Work out how many lines of the material below mention the word "screenshot"; reply with the number only.

[Excerpt from a dataset]
BEGIN
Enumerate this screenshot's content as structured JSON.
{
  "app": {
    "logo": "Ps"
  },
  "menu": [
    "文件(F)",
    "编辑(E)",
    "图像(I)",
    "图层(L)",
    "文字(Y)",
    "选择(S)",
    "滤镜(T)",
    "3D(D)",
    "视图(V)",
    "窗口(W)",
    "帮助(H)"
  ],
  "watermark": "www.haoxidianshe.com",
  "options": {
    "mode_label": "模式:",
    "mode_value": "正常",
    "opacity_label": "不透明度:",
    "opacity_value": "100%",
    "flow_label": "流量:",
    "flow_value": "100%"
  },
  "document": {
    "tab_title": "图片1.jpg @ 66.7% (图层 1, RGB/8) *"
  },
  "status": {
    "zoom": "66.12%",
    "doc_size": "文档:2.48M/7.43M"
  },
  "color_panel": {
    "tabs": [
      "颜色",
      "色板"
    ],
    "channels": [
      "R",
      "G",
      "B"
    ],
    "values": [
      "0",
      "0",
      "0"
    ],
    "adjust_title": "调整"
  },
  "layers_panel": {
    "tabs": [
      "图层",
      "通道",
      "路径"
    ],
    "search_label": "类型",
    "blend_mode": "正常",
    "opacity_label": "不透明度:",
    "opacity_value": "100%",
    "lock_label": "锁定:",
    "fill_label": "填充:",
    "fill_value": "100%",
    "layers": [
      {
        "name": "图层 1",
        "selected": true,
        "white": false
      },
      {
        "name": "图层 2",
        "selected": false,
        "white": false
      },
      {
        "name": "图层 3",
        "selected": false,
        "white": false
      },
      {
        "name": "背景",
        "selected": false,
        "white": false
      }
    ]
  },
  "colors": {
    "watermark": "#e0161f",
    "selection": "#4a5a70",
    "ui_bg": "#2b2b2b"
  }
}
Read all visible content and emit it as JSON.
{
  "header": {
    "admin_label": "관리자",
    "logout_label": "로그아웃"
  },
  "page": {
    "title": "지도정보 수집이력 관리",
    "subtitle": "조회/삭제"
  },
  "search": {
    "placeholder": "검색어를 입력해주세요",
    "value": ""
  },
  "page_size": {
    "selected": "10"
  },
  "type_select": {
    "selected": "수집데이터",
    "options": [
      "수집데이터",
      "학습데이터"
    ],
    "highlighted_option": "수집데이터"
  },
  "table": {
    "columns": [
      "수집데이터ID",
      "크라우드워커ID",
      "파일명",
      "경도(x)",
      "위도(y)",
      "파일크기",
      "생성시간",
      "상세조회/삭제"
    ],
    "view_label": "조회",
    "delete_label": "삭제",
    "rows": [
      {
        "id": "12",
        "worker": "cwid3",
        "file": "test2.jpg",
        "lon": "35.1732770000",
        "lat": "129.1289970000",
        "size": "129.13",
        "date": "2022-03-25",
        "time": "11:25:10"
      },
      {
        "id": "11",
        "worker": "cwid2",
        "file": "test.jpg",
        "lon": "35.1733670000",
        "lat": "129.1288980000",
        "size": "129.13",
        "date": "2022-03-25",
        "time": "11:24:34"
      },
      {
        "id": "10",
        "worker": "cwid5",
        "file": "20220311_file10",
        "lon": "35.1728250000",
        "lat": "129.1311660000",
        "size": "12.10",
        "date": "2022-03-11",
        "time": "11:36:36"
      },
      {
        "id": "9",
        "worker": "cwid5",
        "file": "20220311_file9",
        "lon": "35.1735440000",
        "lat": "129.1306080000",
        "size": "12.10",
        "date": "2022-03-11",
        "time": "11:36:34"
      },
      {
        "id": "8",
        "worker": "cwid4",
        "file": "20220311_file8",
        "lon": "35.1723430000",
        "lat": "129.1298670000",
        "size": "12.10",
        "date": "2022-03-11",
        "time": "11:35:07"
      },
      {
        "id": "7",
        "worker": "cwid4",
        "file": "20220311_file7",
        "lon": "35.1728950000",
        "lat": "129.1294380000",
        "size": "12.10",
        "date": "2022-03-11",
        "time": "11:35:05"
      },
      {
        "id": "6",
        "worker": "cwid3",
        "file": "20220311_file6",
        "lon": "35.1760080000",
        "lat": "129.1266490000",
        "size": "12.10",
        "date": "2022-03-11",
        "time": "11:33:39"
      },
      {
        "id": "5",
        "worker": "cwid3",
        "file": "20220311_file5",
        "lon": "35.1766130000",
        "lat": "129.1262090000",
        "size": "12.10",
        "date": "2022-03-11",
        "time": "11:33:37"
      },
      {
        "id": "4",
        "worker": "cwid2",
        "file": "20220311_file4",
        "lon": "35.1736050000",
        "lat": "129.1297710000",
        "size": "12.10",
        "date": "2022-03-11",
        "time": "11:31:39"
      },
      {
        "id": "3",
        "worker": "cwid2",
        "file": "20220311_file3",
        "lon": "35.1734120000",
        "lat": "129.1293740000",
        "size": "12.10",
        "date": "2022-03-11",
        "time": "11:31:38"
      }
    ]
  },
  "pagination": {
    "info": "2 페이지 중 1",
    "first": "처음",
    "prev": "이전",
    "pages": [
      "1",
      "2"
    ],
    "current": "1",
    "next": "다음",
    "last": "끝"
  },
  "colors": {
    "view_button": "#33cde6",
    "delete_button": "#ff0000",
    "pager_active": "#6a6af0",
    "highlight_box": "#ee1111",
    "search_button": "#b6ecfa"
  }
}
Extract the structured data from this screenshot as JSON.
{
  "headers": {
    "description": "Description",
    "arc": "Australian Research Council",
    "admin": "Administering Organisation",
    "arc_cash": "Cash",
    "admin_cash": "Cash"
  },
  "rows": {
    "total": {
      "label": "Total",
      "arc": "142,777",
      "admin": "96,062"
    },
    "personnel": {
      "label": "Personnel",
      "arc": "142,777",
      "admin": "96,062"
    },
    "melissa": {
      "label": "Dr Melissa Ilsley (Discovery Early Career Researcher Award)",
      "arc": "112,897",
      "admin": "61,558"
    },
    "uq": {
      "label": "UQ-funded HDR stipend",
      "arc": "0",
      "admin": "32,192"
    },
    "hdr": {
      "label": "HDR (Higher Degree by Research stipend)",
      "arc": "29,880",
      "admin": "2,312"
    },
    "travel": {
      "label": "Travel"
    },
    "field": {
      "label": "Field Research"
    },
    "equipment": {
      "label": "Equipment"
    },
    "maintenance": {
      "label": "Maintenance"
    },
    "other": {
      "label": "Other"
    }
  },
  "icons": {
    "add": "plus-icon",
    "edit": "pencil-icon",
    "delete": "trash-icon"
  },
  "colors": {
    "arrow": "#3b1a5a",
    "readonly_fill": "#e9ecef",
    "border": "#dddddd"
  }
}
END
Expected answer:
2